(Source data)

***

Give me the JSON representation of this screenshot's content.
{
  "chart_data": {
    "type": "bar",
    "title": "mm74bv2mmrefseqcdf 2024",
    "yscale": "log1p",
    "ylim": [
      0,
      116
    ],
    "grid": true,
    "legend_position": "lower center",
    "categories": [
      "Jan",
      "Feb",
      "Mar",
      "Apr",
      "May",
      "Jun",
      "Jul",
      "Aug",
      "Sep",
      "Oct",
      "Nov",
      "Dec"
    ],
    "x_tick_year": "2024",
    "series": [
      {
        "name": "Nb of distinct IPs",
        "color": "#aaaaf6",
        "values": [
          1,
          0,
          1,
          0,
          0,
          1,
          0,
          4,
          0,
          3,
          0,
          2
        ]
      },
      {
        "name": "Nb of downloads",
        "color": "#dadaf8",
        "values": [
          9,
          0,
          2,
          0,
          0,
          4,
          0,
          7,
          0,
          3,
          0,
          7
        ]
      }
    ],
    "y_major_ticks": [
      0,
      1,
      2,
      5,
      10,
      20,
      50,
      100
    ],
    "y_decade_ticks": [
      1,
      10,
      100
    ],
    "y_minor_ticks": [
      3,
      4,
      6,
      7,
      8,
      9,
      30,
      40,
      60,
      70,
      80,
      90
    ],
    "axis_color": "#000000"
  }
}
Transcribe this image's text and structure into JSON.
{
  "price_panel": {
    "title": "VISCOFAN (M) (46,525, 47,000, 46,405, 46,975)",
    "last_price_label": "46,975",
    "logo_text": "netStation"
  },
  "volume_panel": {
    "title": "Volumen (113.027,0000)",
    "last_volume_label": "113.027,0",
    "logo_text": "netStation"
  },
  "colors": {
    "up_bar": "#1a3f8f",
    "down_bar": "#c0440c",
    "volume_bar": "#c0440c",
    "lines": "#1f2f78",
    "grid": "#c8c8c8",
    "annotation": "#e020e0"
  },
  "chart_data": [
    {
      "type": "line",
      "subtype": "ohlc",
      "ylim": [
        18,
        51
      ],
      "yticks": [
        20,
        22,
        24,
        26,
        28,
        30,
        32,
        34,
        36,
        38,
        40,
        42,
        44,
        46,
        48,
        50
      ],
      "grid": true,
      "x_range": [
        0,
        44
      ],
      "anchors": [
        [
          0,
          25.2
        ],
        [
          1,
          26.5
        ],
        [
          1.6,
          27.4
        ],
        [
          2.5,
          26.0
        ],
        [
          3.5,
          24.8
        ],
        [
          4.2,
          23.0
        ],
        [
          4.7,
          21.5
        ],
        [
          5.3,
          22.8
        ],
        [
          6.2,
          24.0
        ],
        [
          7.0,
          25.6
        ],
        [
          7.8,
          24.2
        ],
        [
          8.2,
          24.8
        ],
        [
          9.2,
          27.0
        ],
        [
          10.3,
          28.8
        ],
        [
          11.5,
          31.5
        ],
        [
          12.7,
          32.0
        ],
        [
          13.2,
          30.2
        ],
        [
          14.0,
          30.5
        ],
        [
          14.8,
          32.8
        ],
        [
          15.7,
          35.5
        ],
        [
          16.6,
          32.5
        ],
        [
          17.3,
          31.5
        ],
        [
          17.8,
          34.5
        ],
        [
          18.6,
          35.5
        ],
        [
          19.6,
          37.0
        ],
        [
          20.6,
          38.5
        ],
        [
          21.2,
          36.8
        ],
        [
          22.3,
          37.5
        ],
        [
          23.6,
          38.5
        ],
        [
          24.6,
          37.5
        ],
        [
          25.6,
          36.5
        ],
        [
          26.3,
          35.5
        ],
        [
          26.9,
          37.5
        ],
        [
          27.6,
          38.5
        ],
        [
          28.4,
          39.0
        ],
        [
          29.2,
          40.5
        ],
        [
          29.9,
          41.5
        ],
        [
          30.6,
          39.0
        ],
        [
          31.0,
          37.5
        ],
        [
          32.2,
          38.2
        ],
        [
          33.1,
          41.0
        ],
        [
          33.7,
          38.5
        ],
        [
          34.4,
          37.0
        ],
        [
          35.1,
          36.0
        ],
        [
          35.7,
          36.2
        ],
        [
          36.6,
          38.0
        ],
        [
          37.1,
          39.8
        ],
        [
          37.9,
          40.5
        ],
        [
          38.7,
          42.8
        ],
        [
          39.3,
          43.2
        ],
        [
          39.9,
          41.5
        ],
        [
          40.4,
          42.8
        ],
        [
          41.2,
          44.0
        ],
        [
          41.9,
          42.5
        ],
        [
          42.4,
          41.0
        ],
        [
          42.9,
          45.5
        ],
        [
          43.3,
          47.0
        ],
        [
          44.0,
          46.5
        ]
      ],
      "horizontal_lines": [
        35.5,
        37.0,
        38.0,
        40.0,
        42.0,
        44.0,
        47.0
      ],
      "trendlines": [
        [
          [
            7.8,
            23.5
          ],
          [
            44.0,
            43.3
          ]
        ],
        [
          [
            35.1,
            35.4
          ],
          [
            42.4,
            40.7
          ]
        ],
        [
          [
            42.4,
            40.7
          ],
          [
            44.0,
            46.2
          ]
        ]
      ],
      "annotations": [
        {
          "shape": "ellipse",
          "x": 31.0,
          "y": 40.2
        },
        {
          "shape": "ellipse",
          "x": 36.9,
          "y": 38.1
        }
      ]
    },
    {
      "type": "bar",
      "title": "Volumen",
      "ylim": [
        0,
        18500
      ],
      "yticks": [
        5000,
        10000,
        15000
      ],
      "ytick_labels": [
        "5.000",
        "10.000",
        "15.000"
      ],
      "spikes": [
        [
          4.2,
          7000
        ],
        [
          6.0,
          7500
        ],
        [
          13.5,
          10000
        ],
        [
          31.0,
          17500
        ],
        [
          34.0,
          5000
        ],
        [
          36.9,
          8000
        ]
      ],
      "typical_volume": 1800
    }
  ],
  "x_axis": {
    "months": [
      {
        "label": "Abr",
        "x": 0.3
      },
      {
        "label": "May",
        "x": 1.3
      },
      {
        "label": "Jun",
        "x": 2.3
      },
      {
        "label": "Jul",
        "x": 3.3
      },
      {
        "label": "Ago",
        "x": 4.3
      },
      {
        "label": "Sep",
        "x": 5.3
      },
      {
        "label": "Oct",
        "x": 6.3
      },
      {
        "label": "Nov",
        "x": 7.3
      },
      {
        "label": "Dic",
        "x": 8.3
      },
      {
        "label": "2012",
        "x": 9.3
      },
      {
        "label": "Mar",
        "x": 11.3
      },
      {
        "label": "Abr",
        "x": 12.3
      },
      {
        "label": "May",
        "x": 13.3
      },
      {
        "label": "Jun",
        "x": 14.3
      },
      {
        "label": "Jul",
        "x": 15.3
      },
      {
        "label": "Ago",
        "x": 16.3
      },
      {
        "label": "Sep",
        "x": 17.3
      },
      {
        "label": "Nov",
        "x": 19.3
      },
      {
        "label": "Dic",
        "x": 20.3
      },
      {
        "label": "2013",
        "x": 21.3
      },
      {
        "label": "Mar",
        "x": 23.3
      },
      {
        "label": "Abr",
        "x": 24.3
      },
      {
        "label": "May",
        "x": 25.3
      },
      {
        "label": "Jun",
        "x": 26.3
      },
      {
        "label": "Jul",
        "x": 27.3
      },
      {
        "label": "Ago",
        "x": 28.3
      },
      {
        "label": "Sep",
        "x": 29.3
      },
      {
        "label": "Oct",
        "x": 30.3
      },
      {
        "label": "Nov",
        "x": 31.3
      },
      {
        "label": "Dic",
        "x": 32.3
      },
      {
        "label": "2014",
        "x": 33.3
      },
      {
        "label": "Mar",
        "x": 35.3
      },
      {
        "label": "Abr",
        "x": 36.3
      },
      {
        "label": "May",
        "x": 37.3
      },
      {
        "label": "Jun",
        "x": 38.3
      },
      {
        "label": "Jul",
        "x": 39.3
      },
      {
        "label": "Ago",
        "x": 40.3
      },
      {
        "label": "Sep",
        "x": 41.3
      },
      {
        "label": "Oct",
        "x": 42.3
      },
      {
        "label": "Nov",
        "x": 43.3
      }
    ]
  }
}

***

Work to do: State how many lines in the records above contain the word "name", and give only that number.

Final result: 2